[Stored items]

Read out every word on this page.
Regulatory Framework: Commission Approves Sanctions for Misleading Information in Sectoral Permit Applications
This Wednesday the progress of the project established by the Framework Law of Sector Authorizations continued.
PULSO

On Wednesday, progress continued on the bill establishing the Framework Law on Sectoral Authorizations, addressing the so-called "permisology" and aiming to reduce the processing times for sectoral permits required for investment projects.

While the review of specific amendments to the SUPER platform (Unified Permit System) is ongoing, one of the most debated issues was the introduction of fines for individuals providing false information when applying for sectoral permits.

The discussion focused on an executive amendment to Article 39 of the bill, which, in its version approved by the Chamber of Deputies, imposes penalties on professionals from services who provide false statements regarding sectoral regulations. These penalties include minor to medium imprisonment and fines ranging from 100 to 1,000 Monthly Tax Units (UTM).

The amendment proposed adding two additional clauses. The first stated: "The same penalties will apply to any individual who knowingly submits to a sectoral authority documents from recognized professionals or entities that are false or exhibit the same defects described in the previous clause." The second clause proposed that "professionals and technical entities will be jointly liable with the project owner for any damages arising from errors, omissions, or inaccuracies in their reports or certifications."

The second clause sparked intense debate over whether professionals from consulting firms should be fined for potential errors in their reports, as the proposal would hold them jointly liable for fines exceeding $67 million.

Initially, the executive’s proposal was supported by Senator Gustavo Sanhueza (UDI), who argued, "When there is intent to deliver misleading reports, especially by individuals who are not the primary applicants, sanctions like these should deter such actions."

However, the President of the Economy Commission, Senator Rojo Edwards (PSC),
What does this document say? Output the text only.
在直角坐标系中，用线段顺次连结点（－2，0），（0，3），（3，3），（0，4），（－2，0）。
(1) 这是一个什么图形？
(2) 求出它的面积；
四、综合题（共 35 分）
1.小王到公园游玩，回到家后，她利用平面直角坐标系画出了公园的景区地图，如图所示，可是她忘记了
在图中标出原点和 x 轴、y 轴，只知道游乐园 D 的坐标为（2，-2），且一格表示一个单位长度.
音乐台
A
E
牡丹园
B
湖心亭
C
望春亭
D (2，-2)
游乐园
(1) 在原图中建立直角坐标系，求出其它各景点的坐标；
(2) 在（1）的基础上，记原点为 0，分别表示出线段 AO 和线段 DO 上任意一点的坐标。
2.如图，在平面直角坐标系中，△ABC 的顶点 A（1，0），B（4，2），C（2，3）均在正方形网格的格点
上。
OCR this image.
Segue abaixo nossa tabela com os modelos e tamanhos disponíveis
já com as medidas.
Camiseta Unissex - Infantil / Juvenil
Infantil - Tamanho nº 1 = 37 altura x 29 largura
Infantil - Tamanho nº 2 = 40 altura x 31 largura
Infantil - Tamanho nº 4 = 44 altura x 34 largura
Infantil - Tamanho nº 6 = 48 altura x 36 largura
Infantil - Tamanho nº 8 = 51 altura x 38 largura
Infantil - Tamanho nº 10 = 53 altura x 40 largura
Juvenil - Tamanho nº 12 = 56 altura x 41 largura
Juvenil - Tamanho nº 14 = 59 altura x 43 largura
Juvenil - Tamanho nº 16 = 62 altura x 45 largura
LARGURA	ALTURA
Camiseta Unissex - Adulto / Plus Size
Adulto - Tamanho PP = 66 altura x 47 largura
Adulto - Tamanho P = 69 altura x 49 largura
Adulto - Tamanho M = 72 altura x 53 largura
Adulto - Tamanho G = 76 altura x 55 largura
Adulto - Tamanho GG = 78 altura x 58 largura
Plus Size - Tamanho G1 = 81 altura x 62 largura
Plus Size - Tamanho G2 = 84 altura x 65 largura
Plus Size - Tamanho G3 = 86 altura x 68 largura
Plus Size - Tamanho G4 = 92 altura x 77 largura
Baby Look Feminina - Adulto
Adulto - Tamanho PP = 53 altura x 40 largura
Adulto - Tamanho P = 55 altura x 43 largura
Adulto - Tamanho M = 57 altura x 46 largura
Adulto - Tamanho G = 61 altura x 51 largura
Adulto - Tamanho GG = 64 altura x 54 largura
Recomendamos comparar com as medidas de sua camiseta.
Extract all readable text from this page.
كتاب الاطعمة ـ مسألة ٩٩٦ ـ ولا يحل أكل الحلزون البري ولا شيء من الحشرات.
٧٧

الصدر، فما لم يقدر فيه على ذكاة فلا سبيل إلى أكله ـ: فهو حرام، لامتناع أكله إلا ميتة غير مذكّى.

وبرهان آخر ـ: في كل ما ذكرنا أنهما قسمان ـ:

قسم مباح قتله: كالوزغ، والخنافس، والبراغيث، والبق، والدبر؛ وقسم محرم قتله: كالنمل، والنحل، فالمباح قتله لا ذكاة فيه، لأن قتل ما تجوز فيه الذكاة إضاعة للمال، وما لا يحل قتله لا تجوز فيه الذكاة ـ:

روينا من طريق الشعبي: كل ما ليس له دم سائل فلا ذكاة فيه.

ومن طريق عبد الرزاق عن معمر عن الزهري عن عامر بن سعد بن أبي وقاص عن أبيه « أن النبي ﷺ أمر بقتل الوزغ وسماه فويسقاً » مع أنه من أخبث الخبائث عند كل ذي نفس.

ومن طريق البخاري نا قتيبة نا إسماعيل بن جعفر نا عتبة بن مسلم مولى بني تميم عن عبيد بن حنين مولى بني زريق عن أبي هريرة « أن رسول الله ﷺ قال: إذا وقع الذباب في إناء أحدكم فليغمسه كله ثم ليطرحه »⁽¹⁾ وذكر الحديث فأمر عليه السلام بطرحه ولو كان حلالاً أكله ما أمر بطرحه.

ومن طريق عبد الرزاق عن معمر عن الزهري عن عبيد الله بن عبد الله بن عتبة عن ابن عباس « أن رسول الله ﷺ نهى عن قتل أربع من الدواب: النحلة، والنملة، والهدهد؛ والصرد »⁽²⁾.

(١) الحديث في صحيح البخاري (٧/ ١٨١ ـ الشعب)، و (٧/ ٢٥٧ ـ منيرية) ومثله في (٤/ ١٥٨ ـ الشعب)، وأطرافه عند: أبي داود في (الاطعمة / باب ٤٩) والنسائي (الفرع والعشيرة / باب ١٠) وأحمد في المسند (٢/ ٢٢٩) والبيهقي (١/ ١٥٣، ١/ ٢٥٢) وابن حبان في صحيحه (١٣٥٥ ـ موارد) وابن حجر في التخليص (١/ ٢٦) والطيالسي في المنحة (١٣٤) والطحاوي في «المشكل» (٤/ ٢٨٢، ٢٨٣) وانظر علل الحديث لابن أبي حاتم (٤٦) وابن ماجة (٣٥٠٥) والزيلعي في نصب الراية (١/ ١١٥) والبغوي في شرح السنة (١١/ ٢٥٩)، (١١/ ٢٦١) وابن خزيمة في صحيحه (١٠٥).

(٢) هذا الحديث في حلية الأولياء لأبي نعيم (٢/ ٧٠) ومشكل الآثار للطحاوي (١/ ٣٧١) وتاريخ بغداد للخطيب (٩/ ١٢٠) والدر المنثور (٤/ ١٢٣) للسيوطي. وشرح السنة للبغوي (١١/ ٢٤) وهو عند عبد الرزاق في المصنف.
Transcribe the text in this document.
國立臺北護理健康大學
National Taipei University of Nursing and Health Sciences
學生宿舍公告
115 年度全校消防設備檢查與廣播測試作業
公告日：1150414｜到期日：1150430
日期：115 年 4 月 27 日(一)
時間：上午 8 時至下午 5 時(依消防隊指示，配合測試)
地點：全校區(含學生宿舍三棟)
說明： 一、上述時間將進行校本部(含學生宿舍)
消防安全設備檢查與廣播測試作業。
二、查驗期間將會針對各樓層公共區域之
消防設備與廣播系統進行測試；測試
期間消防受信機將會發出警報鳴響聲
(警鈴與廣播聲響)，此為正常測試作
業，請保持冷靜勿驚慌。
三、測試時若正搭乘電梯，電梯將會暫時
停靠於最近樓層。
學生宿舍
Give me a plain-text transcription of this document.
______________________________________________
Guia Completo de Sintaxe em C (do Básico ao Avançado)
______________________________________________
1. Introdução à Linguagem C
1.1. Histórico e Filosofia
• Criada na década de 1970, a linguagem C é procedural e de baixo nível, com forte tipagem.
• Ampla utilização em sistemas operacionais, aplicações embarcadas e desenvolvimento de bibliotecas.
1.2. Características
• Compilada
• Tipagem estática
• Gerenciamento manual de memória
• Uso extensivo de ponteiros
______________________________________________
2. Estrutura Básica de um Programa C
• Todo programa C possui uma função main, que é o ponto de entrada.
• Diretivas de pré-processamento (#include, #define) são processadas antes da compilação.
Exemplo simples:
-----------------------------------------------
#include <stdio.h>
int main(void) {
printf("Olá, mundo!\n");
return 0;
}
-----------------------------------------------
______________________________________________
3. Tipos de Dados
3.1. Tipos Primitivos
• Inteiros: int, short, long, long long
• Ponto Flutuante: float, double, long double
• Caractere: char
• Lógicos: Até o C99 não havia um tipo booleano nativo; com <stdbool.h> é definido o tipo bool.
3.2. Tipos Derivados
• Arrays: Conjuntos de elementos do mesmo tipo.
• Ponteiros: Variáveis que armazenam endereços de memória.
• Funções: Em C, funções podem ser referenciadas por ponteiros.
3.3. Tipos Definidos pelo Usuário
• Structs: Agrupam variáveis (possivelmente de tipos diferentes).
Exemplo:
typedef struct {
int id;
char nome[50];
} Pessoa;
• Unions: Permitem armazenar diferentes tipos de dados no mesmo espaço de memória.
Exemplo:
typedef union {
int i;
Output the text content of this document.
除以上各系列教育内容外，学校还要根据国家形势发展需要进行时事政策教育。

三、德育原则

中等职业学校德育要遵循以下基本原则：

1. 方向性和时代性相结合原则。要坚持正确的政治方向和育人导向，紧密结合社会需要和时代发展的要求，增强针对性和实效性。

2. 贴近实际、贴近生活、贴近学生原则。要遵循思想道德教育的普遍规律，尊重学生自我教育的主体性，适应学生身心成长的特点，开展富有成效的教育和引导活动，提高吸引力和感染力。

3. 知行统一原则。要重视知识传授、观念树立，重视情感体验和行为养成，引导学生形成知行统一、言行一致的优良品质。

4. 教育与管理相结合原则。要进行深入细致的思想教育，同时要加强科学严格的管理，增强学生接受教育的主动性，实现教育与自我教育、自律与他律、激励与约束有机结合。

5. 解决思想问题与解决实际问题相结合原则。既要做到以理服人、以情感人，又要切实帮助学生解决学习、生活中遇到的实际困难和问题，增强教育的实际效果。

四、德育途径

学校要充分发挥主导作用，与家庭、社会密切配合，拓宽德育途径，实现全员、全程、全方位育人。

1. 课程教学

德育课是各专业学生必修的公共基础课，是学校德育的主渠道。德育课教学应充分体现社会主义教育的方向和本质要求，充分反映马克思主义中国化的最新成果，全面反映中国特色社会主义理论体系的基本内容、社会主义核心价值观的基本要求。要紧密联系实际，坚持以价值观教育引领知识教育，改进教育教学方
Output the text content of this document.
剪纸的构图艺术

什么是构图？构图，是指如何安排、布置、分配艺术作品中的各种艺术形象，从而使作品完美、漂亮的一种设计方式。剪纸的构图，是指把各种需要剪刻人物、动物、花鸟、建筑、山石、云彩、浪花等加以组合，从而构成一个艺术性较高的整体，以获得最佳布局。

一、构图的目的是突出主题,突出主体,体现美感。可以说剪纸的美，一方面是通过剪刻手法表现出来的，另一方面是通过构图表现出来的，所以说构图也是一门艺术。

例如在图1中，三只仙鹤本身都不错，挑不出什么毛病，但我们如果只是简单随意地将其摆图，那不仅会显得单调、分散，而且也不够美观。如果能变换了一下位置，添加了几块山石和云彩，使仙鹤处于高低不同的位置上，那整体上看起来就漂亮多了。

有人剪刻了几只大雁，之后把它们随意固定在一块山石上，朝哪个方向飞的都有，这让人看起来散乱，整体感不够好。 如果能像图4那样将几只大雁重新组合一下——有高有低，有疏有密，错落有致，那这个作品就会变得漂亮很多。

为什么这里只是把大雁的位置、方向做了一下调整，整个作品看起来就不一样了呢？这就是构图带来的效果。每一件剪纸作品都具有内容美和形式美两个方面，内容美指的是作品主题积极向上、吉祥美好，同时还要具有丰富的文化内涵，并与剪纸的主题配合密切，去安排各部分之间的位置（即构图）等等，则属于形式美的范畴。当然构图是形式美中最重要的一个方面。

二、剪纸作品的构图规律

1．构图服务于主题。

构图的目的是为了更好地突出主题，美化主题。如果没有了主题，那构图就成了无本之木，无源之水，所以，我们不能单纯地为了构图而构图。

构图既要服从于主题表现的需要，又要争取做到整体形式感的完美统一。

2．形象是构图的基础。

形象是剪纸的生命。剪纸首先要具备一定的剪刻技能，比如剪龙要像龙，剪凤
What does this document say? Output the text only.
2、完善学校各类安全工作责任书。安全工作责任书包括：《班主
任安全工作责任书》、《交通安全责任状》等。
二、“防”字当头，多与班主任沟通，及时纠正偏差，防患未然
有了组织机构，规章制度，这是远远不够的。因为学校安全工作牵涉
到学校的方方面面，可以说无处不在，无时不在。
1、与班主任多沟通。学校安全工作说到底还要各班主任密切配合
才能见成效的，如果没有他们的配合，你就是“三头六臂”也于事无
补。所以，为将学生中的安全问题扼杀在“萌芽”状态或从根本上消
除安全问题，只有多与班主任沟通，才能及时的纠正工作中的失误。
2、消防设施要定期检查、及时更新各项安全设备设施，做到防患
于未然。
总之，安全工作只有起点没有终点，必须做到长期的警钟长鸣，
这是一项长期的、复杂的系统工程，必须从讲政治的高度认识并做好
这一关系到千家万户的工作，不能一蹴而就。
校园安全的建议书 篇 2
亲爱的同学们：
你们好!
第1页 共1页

What the task asks: Only the number is wanted: how many lines of the material above include the word "طريق"?

Solution to this problem: 4